◆ **Directive**: Search the records for the word "вибору" and pick out every line that has it.
[start]
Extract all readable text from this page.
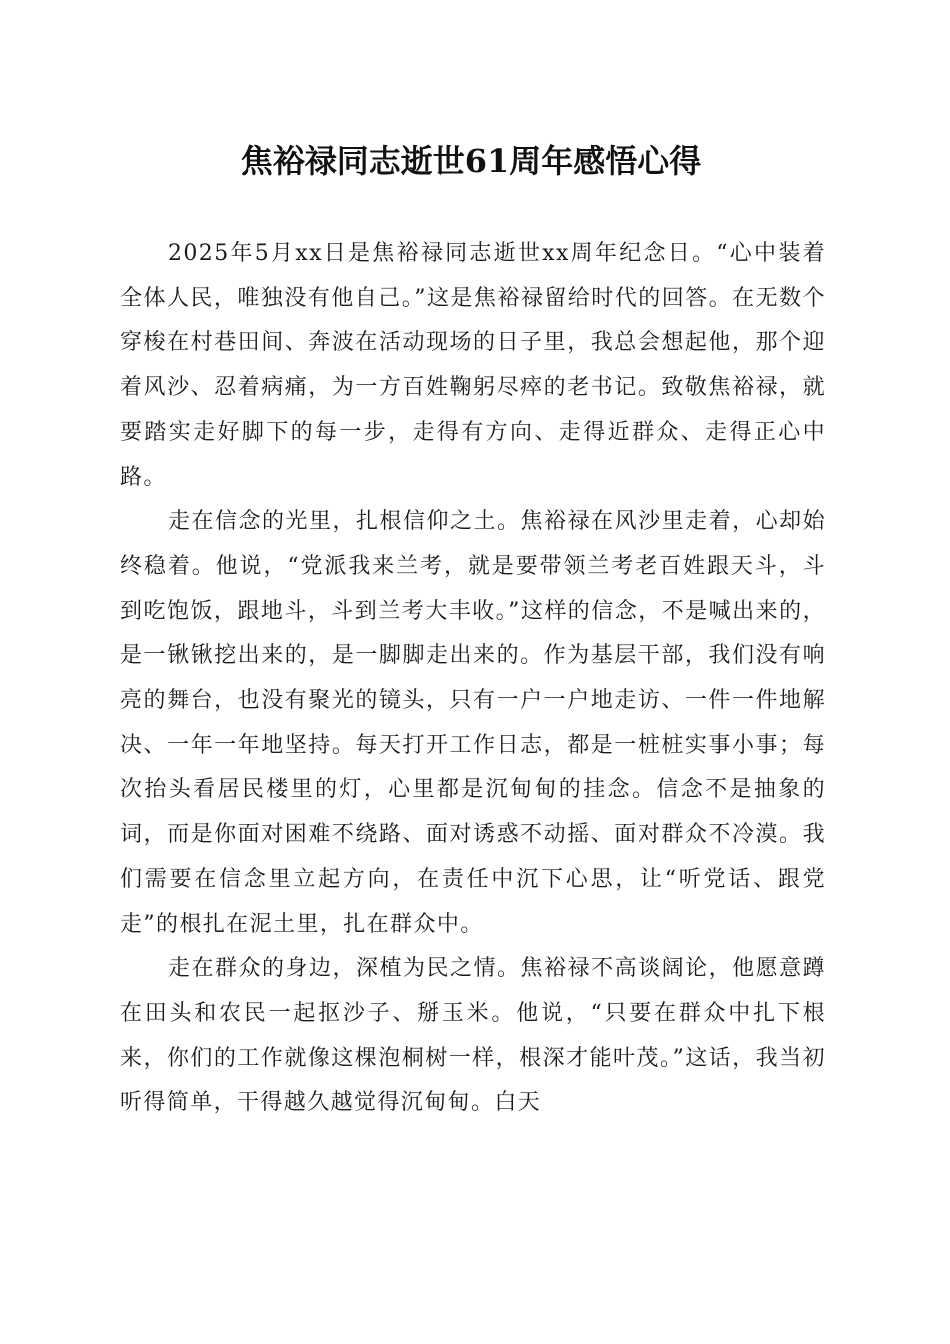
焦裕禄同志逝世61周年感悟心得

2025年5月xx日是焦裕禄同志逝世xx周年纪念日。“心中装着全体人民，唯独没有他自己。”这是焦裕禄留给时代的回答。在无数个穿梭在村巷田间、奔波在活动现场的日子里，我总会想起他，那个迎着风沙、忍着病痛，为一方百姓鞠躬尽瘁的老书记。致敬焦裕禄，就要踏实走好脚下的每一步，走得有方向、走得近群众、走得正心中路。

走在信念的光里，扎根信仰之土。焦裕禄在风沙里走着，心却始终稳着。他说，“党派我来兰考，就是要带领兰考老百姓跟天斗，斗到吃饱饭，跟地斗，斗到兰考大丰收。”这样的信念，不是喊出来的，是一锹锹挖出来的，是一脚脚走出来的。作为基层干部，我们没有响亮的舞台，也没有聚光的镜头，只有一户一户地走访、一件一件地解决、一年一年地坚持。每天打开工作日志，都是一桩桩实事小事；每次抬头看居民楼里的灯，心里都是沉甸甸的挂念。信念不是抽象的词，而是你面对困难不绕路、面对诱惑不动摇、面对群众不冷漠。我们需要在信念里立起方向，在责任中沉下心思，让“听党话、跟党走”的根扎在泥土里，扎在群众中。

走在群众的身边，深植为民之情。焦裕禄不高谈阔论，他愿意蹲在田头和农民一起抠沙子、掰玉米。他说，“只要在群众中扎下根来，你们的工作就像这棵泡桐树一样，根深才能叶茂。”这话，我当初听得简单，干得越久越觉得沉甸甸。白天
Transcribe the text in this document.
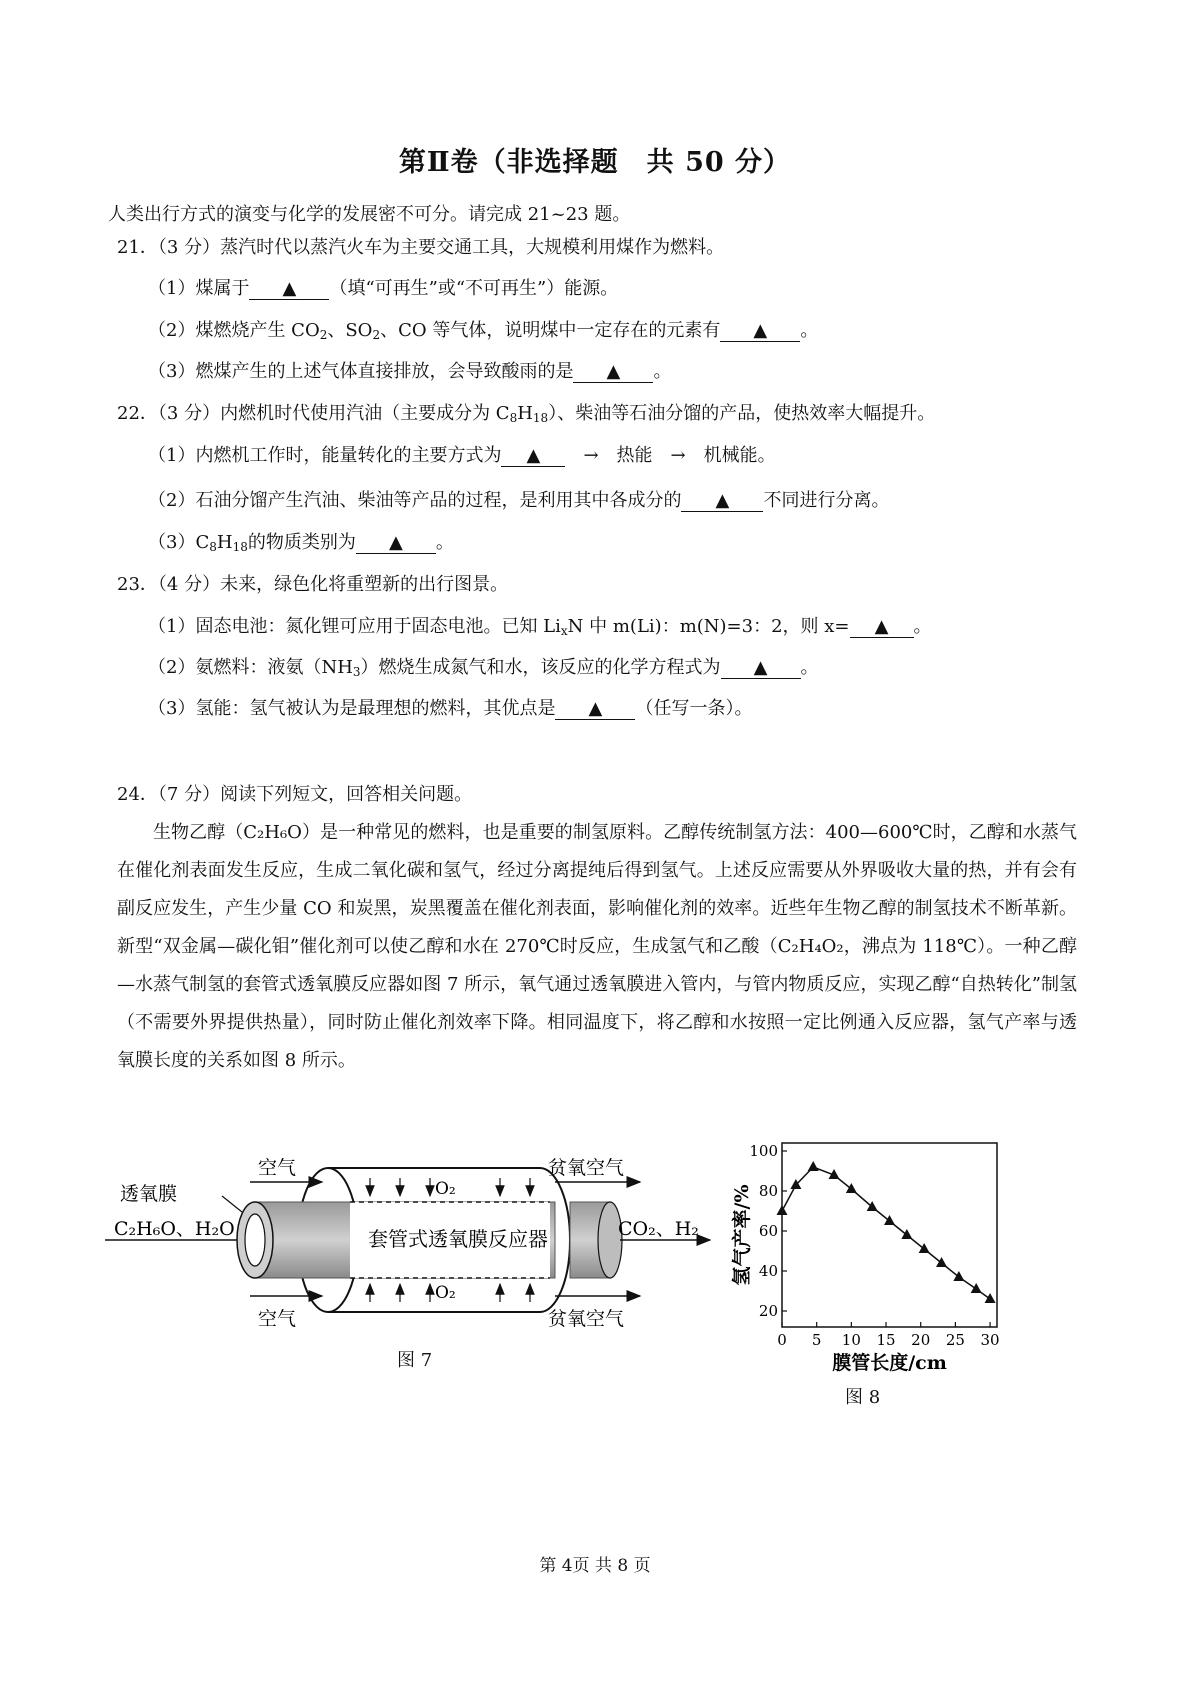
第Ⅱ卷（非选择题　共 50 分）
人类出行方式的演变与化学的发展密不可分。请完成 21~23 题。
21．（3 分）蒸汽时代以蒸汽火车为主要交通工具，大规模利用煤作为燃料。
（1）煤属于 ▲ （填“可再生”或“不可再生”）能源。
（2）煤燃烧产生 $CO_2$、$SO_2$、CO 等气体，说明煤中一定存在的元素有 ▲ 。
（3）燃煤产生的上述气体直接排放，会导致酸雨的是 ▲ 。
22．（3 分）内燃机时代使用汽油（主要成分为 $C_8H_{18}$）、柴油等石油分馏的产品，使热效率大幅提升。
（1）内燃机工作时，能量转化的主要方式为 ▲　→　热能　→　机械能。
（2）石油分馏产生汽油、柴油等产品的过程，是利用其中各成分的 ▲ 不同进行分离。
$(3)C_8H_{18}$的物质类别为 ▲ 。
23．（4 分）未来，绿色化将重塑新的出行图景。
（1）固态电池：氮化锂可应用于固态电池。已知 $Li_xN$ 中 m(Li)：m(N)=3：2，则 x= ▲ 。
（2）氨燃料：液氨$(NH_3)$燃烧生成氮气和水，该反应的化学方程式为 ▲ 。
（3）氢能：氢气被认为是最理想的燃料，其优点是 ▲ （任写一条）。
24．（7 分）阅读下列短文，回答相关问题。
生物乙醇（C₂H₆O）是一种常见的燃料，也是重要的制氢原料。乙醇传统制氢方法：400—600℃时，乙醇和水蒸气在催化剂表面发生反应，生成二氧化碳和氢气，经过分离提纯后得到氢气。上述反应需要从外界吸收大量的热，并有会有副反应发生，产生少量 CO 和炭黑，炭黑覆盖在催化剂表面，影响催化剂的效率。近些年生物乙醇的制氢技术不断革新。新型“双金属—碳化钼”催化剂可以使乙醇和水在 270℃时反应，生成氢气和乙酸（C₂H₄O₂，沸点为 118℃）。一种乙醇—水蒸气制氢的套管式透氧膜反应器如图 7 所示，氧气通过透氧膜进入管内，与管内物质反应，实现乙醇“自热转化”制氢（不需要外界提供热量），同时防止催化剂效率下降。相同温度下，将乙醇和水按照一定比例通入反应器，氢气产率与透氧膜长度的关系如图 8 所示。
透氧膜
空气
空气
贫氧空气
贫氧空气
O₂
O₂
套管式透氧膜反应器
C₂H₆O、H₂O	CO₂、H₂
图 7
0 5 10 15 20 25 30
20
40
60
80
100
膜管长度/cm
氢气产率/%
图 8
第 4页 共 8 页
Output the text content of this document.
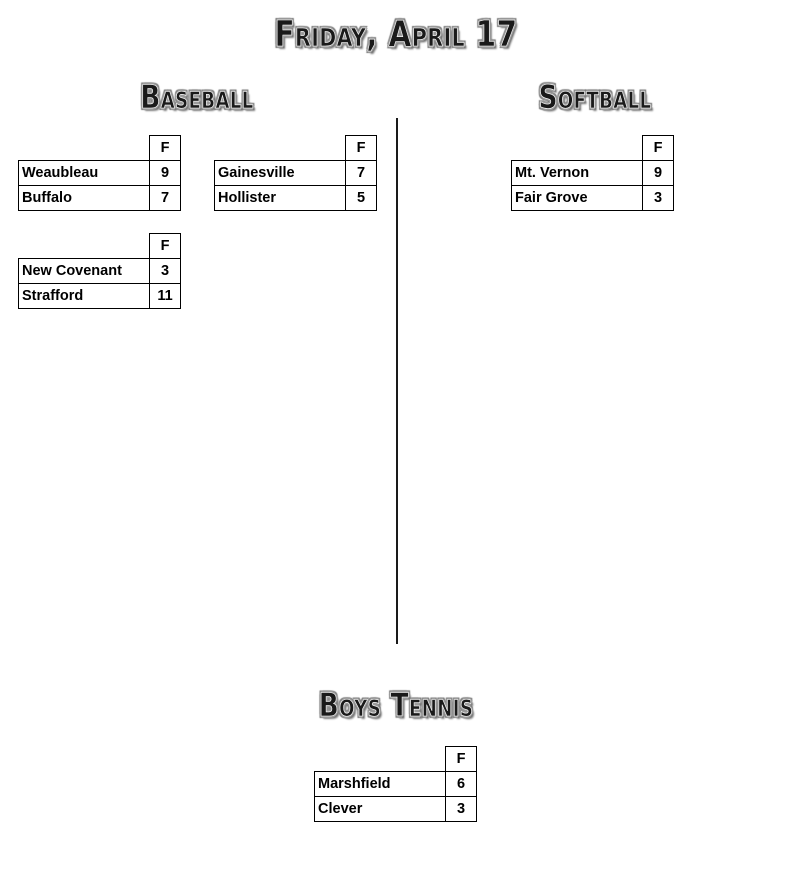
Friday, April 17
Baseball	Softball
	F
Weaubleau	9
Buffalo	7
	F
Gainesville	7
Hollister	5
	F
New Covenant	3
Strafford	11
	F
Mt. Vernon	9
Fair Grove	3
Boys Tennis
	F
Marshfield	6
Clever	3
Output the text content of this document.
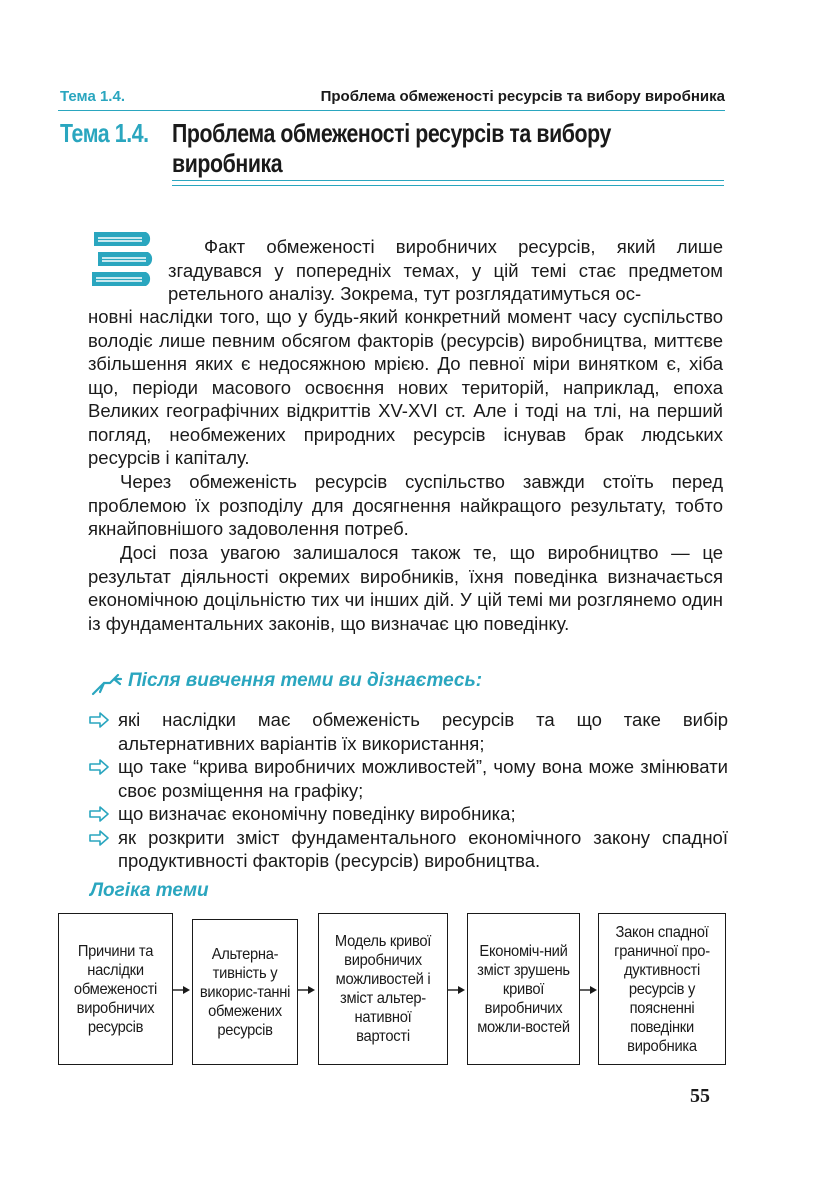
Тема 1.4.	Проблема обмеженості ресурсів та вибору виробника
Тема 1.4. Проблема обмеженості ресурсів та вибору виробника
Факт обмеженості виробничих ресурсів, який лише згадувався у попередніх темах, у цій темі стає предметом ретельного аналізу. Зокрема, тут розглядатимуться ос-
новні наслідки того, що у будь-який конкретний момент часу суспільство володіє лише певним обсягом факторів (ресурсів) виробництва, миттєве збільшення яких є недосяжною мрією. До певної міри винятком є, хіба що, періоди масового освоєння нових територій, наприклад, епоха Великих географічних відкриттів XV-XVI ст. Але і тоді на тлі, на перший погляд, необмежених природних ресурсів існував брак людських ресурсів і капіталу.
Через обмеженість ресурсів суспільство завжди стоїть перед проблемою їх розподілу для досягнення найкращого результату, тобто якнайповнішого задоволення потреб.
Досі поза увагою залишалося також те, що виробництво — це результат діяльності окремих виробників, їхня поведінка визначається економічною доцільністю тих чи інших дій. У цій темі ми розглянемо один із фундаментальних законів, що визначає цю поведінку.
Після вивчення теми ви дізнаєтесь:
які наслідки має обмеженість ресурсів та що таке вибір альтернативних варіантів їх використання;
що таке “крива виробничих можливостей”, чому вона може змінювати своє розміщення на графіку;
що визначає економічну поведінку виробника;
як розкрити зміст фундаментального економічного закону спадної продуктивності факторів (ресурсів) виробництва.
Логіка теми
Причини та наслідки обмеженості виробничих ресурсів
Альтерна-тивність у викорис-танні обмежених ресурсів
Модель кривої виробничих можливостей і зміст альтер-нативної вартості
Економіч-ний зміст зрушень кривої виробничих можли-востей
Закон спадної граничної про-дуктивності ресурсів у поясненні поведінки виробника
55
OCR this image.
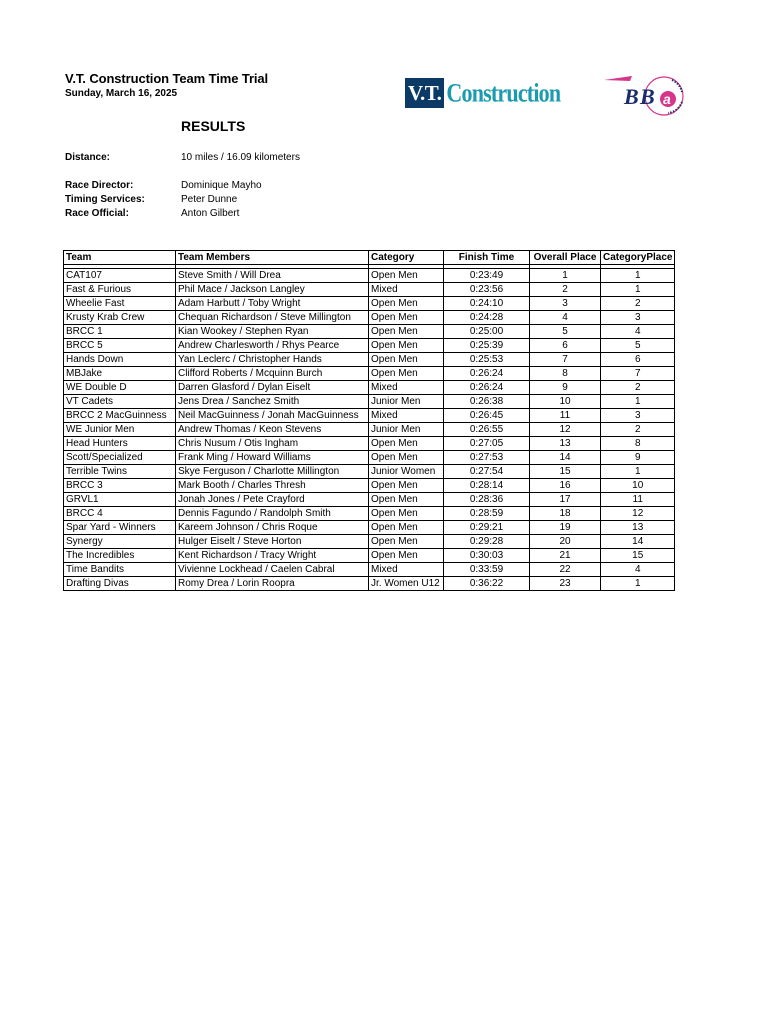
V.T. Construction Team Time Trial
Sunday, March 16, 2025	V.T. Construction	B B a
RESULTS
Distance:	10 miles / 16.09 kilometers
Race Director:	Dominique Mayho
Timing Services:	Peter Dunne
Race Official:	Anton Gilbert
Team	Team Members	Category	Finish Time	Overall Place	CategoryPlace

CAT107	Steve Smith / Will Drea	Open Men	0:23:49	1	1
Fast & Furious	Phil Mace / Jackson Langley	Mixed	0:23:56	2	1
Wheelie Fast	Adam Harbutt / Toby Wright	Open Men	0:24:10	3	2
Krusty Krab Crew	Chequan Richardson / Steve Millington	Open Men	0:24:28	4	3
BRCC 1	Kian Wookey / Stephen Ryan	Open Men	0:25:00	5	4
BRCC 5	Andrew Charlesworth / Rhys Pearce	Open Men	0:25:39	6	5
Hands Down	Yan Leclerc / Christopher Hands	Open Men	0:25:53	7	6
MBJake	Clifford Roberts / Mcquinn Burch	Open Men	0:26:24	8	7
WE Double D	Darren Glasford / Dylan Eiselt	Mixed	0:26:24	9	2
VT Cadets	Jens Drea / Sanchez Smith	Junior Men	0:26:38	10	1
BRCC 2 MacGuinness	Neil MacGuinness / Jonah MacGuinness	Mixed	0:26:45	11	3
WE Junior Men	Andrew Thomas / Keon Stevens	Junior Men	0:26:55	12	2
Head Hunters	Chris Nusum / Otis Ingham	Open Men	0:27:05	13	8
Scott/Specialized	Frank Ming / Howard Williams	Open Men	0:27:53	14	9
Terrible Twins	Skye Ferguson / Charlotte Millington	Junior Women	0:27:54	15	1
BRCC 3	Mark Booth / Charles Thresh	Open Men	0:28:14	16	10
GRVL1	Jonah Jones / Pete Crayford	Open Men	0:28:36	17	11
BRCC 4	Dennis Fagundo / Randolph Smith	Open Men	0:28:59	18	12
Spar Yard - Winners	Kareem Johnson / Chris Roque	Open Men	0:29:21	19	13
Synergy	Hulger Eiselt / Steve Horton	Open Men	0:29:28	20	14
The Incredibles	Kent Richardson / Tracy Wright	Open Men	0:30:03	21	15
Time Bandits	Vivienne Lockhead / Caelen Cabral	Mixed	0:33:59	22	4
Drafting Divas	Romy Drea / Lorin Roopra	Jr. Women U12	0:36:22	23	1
[end]
◆ **Finished exercise**:
Тема 1.4.	Проблема обмеженості ресурсів та вибору виробника
Тема 1.4. Проблема обмеженості ресурсів та вибору виробника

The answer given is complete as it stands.